— BEGIN Materials provided —
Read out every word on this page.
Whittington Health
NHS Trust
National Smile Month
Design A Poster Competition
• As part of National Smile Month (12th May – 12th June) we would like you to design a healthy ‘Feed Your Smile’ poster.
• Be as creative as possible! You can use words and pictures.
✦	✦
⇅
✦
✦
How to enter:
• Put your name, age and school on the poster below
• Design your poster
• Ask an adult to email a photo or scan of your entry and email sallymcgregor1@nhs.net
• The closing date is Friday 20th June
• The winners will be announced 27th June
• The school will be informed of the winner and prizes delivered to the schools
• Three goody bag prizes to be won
— END Materials provided —
## Work to do
Copy each line of the data exactly, leaving nothing out.

## Answer to this exercise
Read out every word on this page.
Whittington Health
NHS Trust
National Smile Month
Design A Poster Competition
• As part of National Smile Month (12th May – 12th June) we would like you to design a healthy ‘Feed Your Smile’ poster.
• Be as creative as possible! You can use words and pictures.
✦	✦
⇅
✦
✦
How to enter:
• Put your name, age and school on the poster below
• Design your poster
• Ask an adult to email a photo or scan of your entry and email sallymcgregor1@nhs.net
• The closing date is Friday 20th June
• The winners will be announced 27th June
• The school will be informed of the winner and prizes delivered to the schools
• Three goody bag prizes to be won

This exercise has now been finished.